> _REQUIRED TASK_
Look through the material below. Copy every line with the string "JSON" in it.

╭─ DATASET CONTENT

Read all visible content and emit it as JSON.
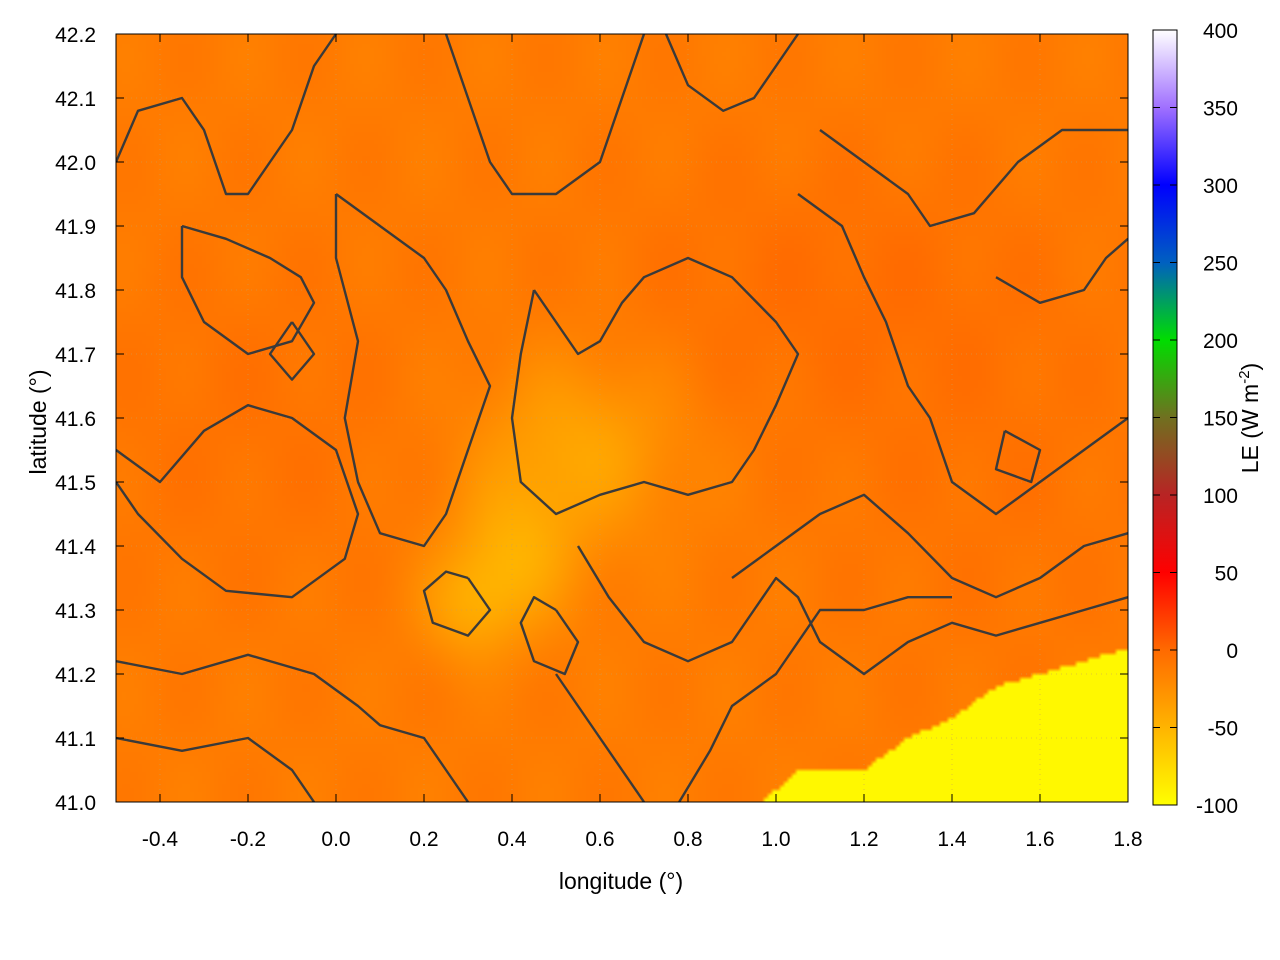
{
  "chart_data": {
    "type": "heatmap",
    "xlabel": "longitude (°)",
    "ylabel": "latitude (°)",
    "xlim": [
      -0.5,
      1.8
    ],
    "ylim": [
      41.0,
      42.2
    ],
    "xticks": [
      -0.4,
      -0.2,
      0.0,
      0.2,
      0.4,
      0.6,
      0.8,
      1.0,
      1.2,
      1.4,
      1.6,
      1.8
    ],
    "xtick_labels": [
      "-0.4",
      "-0.2",
      "0.0",
      "0.2",
      "0.4",
      "0.6",
      "0.8",
      "1.0",
      "1.2",
      "1.4",
      "1.6",
      "1.8"
    ],
    "yticks": [
      41.0,
      41.1,
      41.2,
      41.3,
      41.4,
      41.5,
      41.6,
      41.7,
      41.8,
      41.9,
      42.0,
      42.1,
      42.2
    ],
    "ytick_labels": [
      "41.0",
      "41.1",
      "41.2",
      "41.3",
      "41.4",
      "41.5",
      "41.6",
      "41.7",
      "41.8",
      "41.9",
      "42.0",
      "42.1",
      "42.2"
    ],
    "grid": true,
    "colorbar": {
      "label": "LE (W m",
      "label_superscript": "-2",
      "label_close": ")",
      "range": [
        -100,
        400
      ],
      "ticks": [
        -100,
        -50,
        0,
        50,
        100,
        150,
        200,
        250,
        300,
        350,
        400
      ],
      "tick_labels": [
        "-100",
        "-50",
        "0",
        "50",
        "100",
        "150",
        "200",
        "250",
        "300",
        "350",
        "400"
      ],
      "stops": [
        {
          "value": -100,
          "color": "#ffff00"
        },
        {
          "value": -50,
          "color": "#ffb400"
        },
        {
          "value": 0,
          "color": "#ff6a00"
        },
        {
          "value": 50,
          "color": "#ff0000"
        },
        {
          "value": 100,
          "color": "#b82424"
        },
        {
          "value": 150,
          "color": "#707020"
        },
        {
          "value": 200,
          "color": "#00dd00"
        },
        {
          "value": 250,
          "color": "#0060c0"
        },
        {
          "value": 300,
          "color": "#0000ff"
        },
        {
          "value": 350,
          "color": "#a070ff"
        },
        {
          "value": 400,
          "color": "#ffffff"
        }
      ]
    },
    "field": {
      "background_value": -12,
      "features": [
        {
          "kind": "bump",
          "lon": 0.55,
          "lat": 41.55,
          "sigma_lon": 0.16,
          "sigma_lat": 0.1,
          "amplitude": -28
        },
        {
          "kind": "bump",
          "lon": 0.4,
          "lat": 41.38,
          "sigma_lon": 0.1,
          "sigma_lat": 0.08,
          "amplitude": -30
        },
        {
          "kind": "bump",
          "lon": 0.3,
          "lat": 41.3,
          "sigma_lon": 0.08,
          "sigma_lat": 0.06,
          "amplitude": -22
        },
        {
          "kind": "bump",
          "lon": 1.1,
          "lat": 41.8,
          "sigma_lon": 0.35,
          "sigma_lat": 0.15,
          "amplitude": 8
        },
        {
          "kind": "bump",
          "lon": -0.2,
          "lat": 41.6,
          "sigma_lon": 0.3,
          "sigma_lat": 0.2,
          "amplitude": 6
        },
        {
          "kind": "bump",
          "lon": 1.5,
          "lat": 41.5,
          "sigma_lon": 0.3,
          "sigma_lat": 0.25,
          "amplitude": 5
        }
      ],
      "sea_value": -95,
      "coastline": [
        [
          0.97,
          41.0
        ],
        [
          1.05,
          41.05
        ],
        [
          1.2,
          41.05
        ],
        [
          1.3,
          41.1
        ],
        [
          1.4,
          41.13
        ],
        [
          1.5,
          41.18
        ],
        [
          1.6,
          41.2
        ],
        [
          1.7,
          41.22
        ],
        [
          1.8,
          41.24
        ]
      ]
    },
    "contours": [
      [
        [
          -0.5,
          42.0
        ],
        [
          -0.45,
          42.08
        ],
        [
          -0.35,
          42.1
        ],
        [
          -0.3,
          42.05
        ],
        [
          -0.25,
          41.95
        ],
        [
          -0.2,
          41.95
        ],
        [
          -0.15,
          42.0
        ],
        [
          -0.1,
          42.05
        ],
        [
          -0.05,
          42.15
        ],
        [
          0.0,
          42.2
        ]
      ],
      [
        [
          -0.35,
          41.9
        ],
        [
          -0.25,
          41.88
        ],
        [
          -0.15,
          41.85
        ],
        [
          -0.08,
          41.82
        ],
        [
          -0.05,
          41.78
        ],
        [
          -0.1,
          41.72
        ],
        [
          -0.2,
          41.7
        ],
        [
          -0.3,
          41.75
        ],
        [
          -0.35,
          41.82
        ],
        [
          -0.35,
          41.9
        ]
      ],
      [
        [
          -0.5,
          41.55
        ],
        [
          -0.4,
          41.5
        ],
        [
          -0.3,
          41.58
        ],
        [
          -0.2,
          41.62
        ],
        [
          -0.1,
          41.6
        ],
        [
          0.0,
          41.55
        ],
        [
          0.05,
          41.45
        ],
        [
          0.02,
          41.38
        ],
        [
          -0.1,
          41.32
        ],
        [
          -0.25,
          41.33
        ],
        [
          -0.35,
          41.38
        ],
        [
          -0.45,
          41.45
        ],
        [
          -0.5,
          41.5
        ]
      ],
      [
        [
          -0.5,
          41.22
        ],
        [
          -0.35,
          41.2
        ],
        [
          -0.2,
          41.23
        ],
        [
          -0.05,
          41.2
        ],
        [
          0.05,
          41.15
        ],
        [
          0.1,
          41.12
        ],
        [
          0.2,
          41.1
        ],
        [
          0.25,
          41.05
        ],
        [
          0.3,
          41.0
        ]
      ],
      [
        [
          -0.5,
          41.1
        ],
        [
          -0.35,
          41.08
        ],
        [
          -0.2,
          41.1
        ],
        [
          -0.1,
          41.05
        ],
        [
          -0.05,
          41.0
        ]
      ],
      [
        [
          0.0,
          41.95
        ],
        [
          0.1,
          41.9
        ],
        [
          0.2,
          41.85
        ],
        [
          0.25,
          41.8
        ],
        [
          0.3,
          41.72
        ],
        [
          0.35,
          41.65
        ],
        [
          0.3,
          41.55
        ],
        [
          0.25,
          41.45
        ],
        [
          0.2,
          41.4
        ],
        [
          0.1,
          41.42
        ],
        [
          0.05,
          41.5
        ],
        [
          0.02,
          41.6
        ],
        [
          0.05,
          41.72
        ],
        [
          0.0,
          41.85
        ],
        [
          0.0,
          41.95
        ]
      ],
      [
        [
          0.25,
          42.2
        ],
        [
          0.3,
          42.1
        ],
        [
          0.35,
          42.0
        ],
        [
          0.4,
          41.95
        ],
        [
          0.5,
          41.95
        ],
        [
          0.6,
          42.0
        ],
        [
          0.65,
          42.1
        ],
        [
          0.7,
          42.2
        ]
      ],
      [
        [
          0.45,
          41.8
        ],
        [
          0.5,
          41.75
        ],
        [
          0.55,
          41.7
        ],
        [
          0.6,
          41.72
        ],
        [
          0.65,
          41.78
        ],
        [
          0.7,
          41.82
        ],
        [
          0.8,
          41.85
        ],
        [
          0.9,
          41.82
        ],
        [
          1.0,
          41.75
        ],
        [
          1.05,
          41.7
        ],
        [
          1.0,
          41.62
        ],
        [
          0.95,
          41.55
        ],
        [
          0.9,
          41.5
        ],
        [
          0.8,
          41.48
        ],
        [
          0.7,
          41.5
        ],
        [
          0.6,
          41.48
        ],
        [
          0.5,
          41.45
        ],
        [
          0.42,
          41.5
        ],
        [
          0.4,
          41.6
        ],
        [
          0.42,
          41.7
        ],
        [
          0.45,
          41.8
        ]
      ],
      [
        [
          0.75,
          42.2
        ],
        [
          0.8,
          42.12
        ],
        [
          0.88,
          42.08
        ],
        [
          0.95,
          42.1
        ],
        [
          1.0,
          42.15
        ],
        [
          1.05,
          42.2
        ]
      ],
      [
        [
          1.1,
          42.05
        ],
        [
          1.2,
          42.0
        ],
        [
          1.3,
          41.95
        ],
        [
          1.35,
          41.9
        ],
        [
          1.45,
          41.92
        ],
        [
          1.55,
          42.0
        ],
        [
          1.65,
          42.05
        ],
        [
          1.8,
          42.05
        ]
      ],
      [
        [
          1.05,
          41.95
        ],
        [
          1.15,
          41.9
        ],
        [
          1.2,
          41.82
        ],
        [
          1.25,
          41.75
        ],
        [
          1.3,
          41.65
        ],
        [
          1.35,
          41.6
        ],
        [
          1.4,
          41.5
        ],
        [
          1.5,
          41.45
        ],
        [
          1.6,
          41.5
        ],
        [
          1.7,
          41.55
        ],
        [
          1.8,
          41.6
        ]
      ],
      [
        [
          1.5,
          41.82
        ],
        [
          1.6,
          41.78
        ],
        [
          1.7,
          41.8
        ],
        [
          1.75,
          41.85
        ],
        [
          1.8,
          41.88
        ]
      ],
      [
        [
          0.9,
          41.35
        ],
        [
          1.0,
          41.4
        ],
        [
          1.1,
          41.45
        ],
        [
          1.2,
          41.48
        ],
        [
          1.3,
          41.42
        ],
        [
          1.4,
          41.35
        ],
        [
          1.5,
          41.32
        ],
        [
          1.6,
          41.35
        ],
        [
          1.7,
          41.4
        ],
        [
          1.8,
          41.42
        ]
      ],
      [
        [
          0.55,
          41.4
        ],
        [
          0.62,
          41.32
        ],
        [
          0.7,
          41.25
        ],
        [
          0.8,
          41.22
        ],
        [
          0.9,
          41.25
        ],
        [
          0.95,
          41.3
        ],
        [
          1.0,
          41.35
        ],
        [
          1.05,
          41.32
        ],
        [
          1.1,
          41.25
        ],
        [
          1.2,
          41.2
        ],
        [
          1.3,
          41.25
        ],
        [
          1.4,
          41.28
        ],
        [
          1.5,
          41.26
        ],
        [
          1.6,
          41.28
        ],
        [
          1.7,
          41.3
        ],
        [
          1.8,
          41.32
        ]
      ],
      [
        [
          0.5,
          41.2
        ],
        [
          0.55,
          41.15
        ],
        [
          0.6,
          41.1
        ],
        [
          0.65,
          41.05
        ],
        [
          0.7,
          41.0
        ]
      ],
      [
        [
          0.78,
          41.0
        ],
        [
          0.85,
          41.08
        ],
        [
          0.9,
          41.15
        ],
        [
          1.0,
          41.2
        ],
        [
          1.05,
          41.25
        ],
        [
          1.1,
          41.3
        ],
        [
          1.2,
          41.3
        ],
        [
          1.3,
          41.32
        ],
        [
          1.4,
          41.32
        ]
      ],
      [
        [
          0.5,
          41.3
        ],
        [
          0.55,
          41.25
        ],
        [
          0.52,
          41.2
        ],
        [
          0.45,
          41.22
        ],
        [
          0.42,
          41.28
        ],
        [
          0.45,
          41.32
        ],
        [
          0.5,
          41.3
        ]
      ],
      [
        [
          0.3,
          41.35
        ],
        [
          0.35,
          41.3
        ],
        [
          0.3,
          41.26
        ],
        [
          0.22,
          41.28
        ],
        [
          0.2,
          41.33
        ],
        [
          0.25,
          41.36
        ],
        [
          0.3,
          41.35
        ]
      ],
      [
        [
          -0.1,
          41.75
        ],
        [
          -0.05,
          41.7
        ],
        [
          -0.1,
          41.66
        ],
        [
          -0.15,
          41.7
        ],
        [
          -0.1,
          41.75
        ]
      ],
      [
        [
          1.52,
          41.58
        ],
        [
          1.6,
          41.55
        ],
        [
          1.58,
          41.5
        ],
        [
          1.5,
          41.52
        ],
        [
          1.52,
          41.58
        ]
      ]
    ]
  }
}
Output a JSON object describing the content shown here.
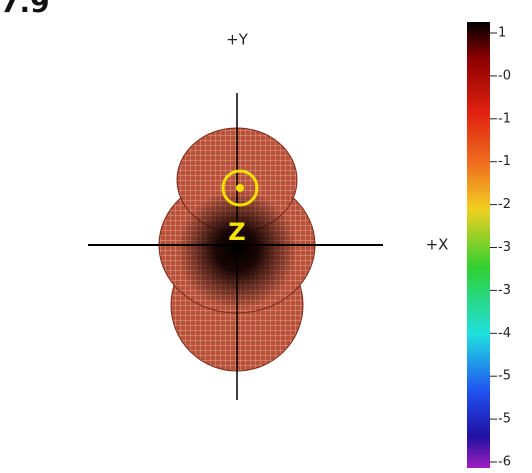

╰─

> _SOLVED PROBLEM_
Read all visible content and emit it as JSON.
Output a JSON object describing the content shown here.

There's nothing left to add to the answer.